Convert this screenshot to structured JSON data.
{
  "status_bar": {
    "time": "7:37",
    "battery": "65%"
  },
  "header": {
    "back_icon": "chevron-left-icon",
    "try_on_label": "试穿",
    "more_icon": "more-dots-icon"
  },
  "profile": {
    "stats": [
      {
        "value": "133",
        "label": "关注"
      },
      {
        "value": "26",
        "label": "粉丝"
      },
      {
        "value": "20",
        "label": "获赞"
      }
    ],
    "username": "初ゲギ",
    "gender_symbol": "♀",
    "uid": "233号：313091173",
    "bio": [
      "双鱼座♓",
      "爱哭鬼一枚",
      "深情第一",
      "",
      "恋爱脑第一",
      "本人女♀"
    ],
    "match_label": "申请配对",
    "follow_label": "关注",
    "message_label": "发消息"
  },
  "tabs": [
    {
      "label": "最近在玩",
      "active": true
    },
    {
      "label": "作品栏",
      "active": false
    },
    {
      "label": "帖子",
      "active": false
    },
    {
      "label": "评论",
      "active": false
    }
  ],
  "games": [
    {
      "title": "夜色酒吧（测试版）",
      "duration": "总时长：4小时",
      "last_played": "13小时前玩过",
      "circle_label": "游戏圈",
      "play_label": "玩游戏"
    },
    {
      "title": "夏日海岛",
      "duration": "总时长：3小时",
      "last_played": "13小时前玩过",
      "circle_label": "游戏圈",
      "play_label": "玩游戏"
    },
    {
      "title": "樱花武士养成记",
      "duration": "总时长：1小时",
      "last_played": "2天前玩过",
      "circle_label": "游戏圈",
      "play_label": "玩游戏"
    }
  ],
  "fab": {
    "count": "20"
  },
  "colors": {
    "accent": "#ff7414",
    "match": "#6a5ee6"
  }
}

▶ **WRITTEN TASK**: Quote every entry exactly.

▶ **RESPONSE TO THIS TASK**:
Convert this screenshot to structured JSON data.
{
  "status_bar": {
    "time": "7:37",
    "battery": "65%"
  },
  "header": {
    "back_icon": "chevron-left-icon",
    "try_on_label": "试穿",
    "more_icon": "more-dots-icon"
  },
  "profile": {
    "stats": [
      {
        "value": "133",
        "label": "关注"
      },
      {
        "value": "26",
        "label": "粉丝"
      },
      {
        "value": "20",
        "label": "获赞"
      }
    ],
    "username": "初ゲギ",
    "gender_symbol": "♀",
    "uid": "233号：313091173",
    "bio": [
      "双鱼座♓",
      "爱哭鬼一枚",
      "深情第一",
      "",
      "恋爱脑第一",
      "本人女♀"
    ],
    "match_label": "申请配对",
    "follow_label": "关注",
    "message_label": "发消息"
  },
  "tabs": [
    {
      "label": "最近在玩",
      "active": true
    },
    {
      "label": "作品栏",
      "active": false
    },
    {
      "label": "帖子",
      "active": false
    },
    {
      "label": "评论",
      "active": false
    }
  ],
  "games": [
    {
      "title": "夜色酒吧（测试版）",
      "duration": "总时长：4小时",
      "last_played": "13小时前玩过",
      "circle_label": "游戏圈",
      "play_label": "玩游戏"
    },
    {
      "title": "夏日海岛",
      "duration": "总时长：3小时",
      "last_played": "13小时前玩过",
      "circle_label": "游戏圈",
      "play_label": "玩游戏"
    },
    {
      "title": "樱花武士养成记",
      "duration": "总时长：1小时",
      "last_played": "2天前玩过",
      "circle_label": "游戏圈",
      "play_label": "玩游戏"
    }
  ],
  "fab": {
    "count": "20"
  },
  "colors": {
    "accent": "#ff7414",
    "match": "#6a5ee6"
  }
}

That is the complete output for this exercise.